* START Page text *
Schumer’s growing success makes sense. Tina Fey and Amy Poehler’s strong, neurotic and sympathetic characters on “30 Rock” and “Parks and Rec” certainly made room for her to not only exist but thrive in primetime alongside fellow Comedy Central stars Ilana Glazer and Abbi Jacobson of “Broad City.” While Fey and Poehler had to contend with questions about if women can be funny (in the 21st century!), Schumer and the “Broad City” girls are subverting and expanding preconceived notions of how women can be funny — scatalogical jokes, stoner humor and “pegging” are not off limits.

Still, if we look at the landscape of women writing and/or starring in their own scripted comedies on television, it is incredibly limited. The lanscape is still incredibly white and, as the tide turns towards Schumer-style comedy, the danger is of TV comedy becoming — or is that remaining? — incredibly homogenous. “Jane the Virgin,” “Fresh Off the Boat” and “Black-ish” are doing great things. And breakout shows like “Empire” and Mara Brock Akil’s popular BET melodrama “Being Mary Jane” continue to prove that diverse casts can garner high ratings numbers. The success of primetime dramas like these (and “Scandal” and “How to Get Away With Murder”) suggests that TV diversity is increasing — but not in all genres.

If we’re strictly talking about scripted comedy shows executive produced, written by, and starring a woman of color, there are currently only two network shows that meet that criteria: “Cristela” and “The Mindy Project.” Last year, Cristela Alonzo made history when she became the first Latina to create, produce, write and star in her own primetime comedy. The sitcom premiered on ABC with strong numbers, but gradually fell in the ratings and received criticism for being too stereotypically “Mexican” — it likely won’t return for a second season. Meanwhile, “The Mindy Project,” created by Indian-American Mindy Kaling, is in television limbo too. After a cliffhanger ending in March, the show has yet to be renewed, and rumors are swirling that it might also be cancelled.
* END Page text *
* START Extracted entries *
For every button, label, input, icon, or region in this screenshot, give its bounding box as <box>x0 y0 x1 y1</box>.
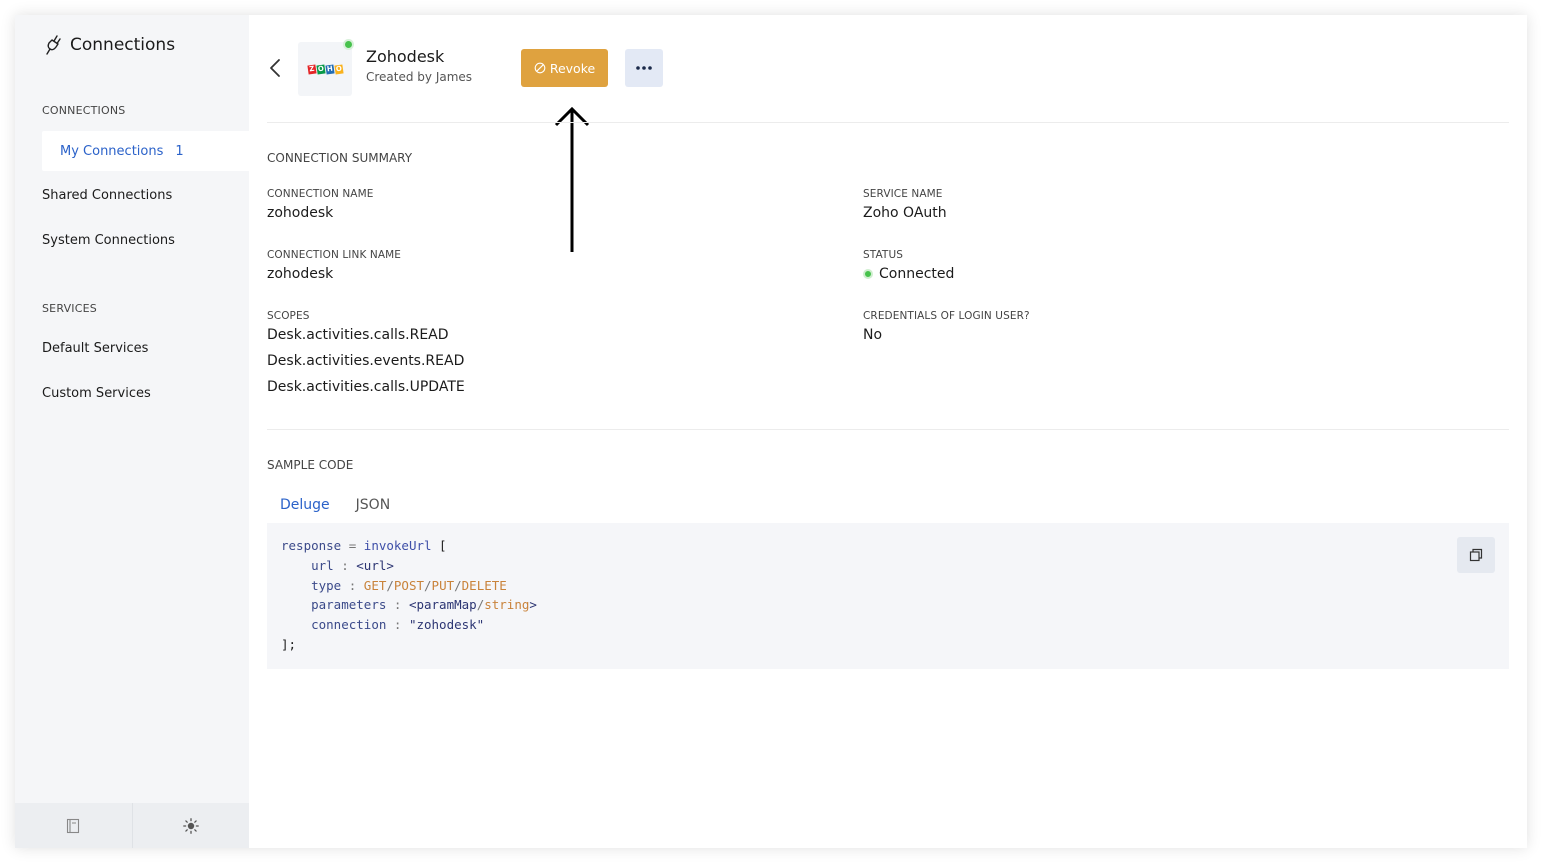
credentials-label: CREDENTIALS OF LOGIN USER? <box>863 310 1030 322</box>
book-icon <box>67 818 80 833</box>
header-divider <box>267 122 1509 123</box>
code-tabs: Deluge JSON <box>267 493 403 525</box>
online-status-dot <box>343 39 354 50</box>
code-block: response = invokeUrl [ url : <url> type … <box>267 523 1509 669</box>
connection-name-value: zohodesk <box>267 205 334 221</box>
connection-summary-title: CONNECTION SUMMARY <box>267 151 413 165</box>
connections-count-badge: 1 <box>175 143 184 159</box>
sidebar-item-default-services[interactable]: Default Services <box>42 341 148 356</box>
scopes-label: SCOPES <box>267 310 310 322</box>
tab-deluge[interactable]: Deluge <box>267 493 343 525</box>
link-name-value: zohodesk <box>267 266 334 282</box>
docs-button[interactable] <box>15 803 132 848</box>
service-logo: Z O H O <box>298 39 354 96</box>
status-label: STATUS <box>863 249 903 261</box>
theme-toggle-button[interactable] <box>131 803 250 848</box>
sidebar-item-label: My Connections <box>60 143 164 159</box>
more-icon <box>636 66 652 70</box>
zoho-logo: Z O H O <box>306 63 344 75</box>
connections-window: Connections CONNECTIONS My Connections 1… <box>15 15 1527 848</box>
connections-section-label: CONNECTIONS <box>42 104 126 117</box>
more-options-button[interactable] <box>625 49 663 87</box>
status-value: Connected <box>863 266 954 282</box>
status-text: Connected <box>879 266 955 282</box>
connection-title: Zohodesk <box>366 47 445 66</box>
services-section-label: SERVICES <box>42 302 97 315</box>
sidebar-item-custom-services[interactable]: Custom Services <box>42 386 151 401</box>
app-title: Connections <box>70 35 176 55</box>
copy-icon <box>1469 548 1483 562</box>
copy-code-button[interactable] <box>1457 537 1495 573</box>
scope-item: Desk.activities.calls.UPDATE <box>267 379 465 395</box>
code-line: connection : "zohodesk" <box>311 617 485 633</box>
scope-item: Desk.activities.calls.READ <box>267 327 449 343</box>
code-line: ]; <box>281 636 297 652</box>
sidebar: Connections CONNECTIONS My Connections 1… <box>15 15 249 848</box>
link-name-label: CONNECTION LINK NAME <box>267 249 401 261</box>
back-arrow-icon[interactable] <box>267 57 283 79</box>
service-name-label: SERVICE NAME <box>863 188 943 200</box>
code-line: response = invokeUrl [ <box>281 538 447 553</box>
revoke-icon <box>534 62 546 74</box>
sidebar-item-system-connections[interactable]: System Connections <box>42 233 175 248</box>
scope-item: Desk.activities.events.READ <box>267 353 465 369</box>
code-line: url : <url> <box>311 557 394 573</box>
sidebar-item-my-connections[interactable]: My Connections 1 <box>42 131 249 171</box>
status-dot <box>863 269 873 279</box>
sun-icon <box>182 817 199 834</box>
created-by-text: Created by James <box>366 70 473 84</box>
tab-json[interactable]: JSON <box>343 493 404 525</box>
revoke-button[interactable]: Revoke <box>521 49 608 87</box>
credentials-value: No <box>863 327 883 343</box>
section-divider <box>267 429 1509 430</box>
brand: Connections <box>44 33 175 57</box>
revoke-label: Revoke <box>549 60 596 76</box>
annotation-arrow-icon <box>554 106 590 252</box>
code-line: parameters : <paramMap/string> <box>311 597 537 613</box>
sidebar-item-shared-connections[interactable]: Shared Connections <box>42 188 172 203</box>
service-name-value: Zoho OAuth <box>863 205 947 221</box>
plug-icon <box>46 35 61 55</box>
sample-code-title: SAMPLE CODE <box>267 458 354 472</box>
main-content: Z O H O Zohodesk Created by James Revoke <box>249 15 1527 848</box>
sidebar-footer <box>15 803 249 848</box>
connection-name-label: CONNECTION NAME <box>267 188 374 200</box>
code-line: type : GET/POST/PUT/DELETE <box>311 577 507 593</box>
* END Extracted entries *
Direction A =>
Name every person the TV comedy passage mentions by name.
Direction B =>
Repeat the section of the TV comedy passage that opens with the words containing "If we’re strictly" and closes with "also be cancelled.".
The records were taken from a separate source.

Reply A =>
Schumer, Tina Fey, Amy Poehler, Ilana Glazer, Abbi Jacobson, Mara Brock Akil, Cristela Alonzo, Mindy Kaling

Reply B =>
If we’re strictly talking about scripted comedy shows executive produced, written by, and starring a woman of color, there are currently only two network shows that meet that criteria: “Cristela” and “The Mindy Project.” Last year, Cristela Alonzo made history when she became the first Latina to create, produce, write and star in her own primetime comedy. The sitcom premiered on ABC with strong numbers, but gradually fell in the ratings and received criticism for being too stereotypically “Mexican” — it likely won’t return for a second season. Meanwhile, “The Mindy Project,” created by Indian-American Mindy Kaling, is in television limbo too. After a cliffhanger ending in March, the show has yet to be renewed, and rumors are swirling that it might also be cancelled.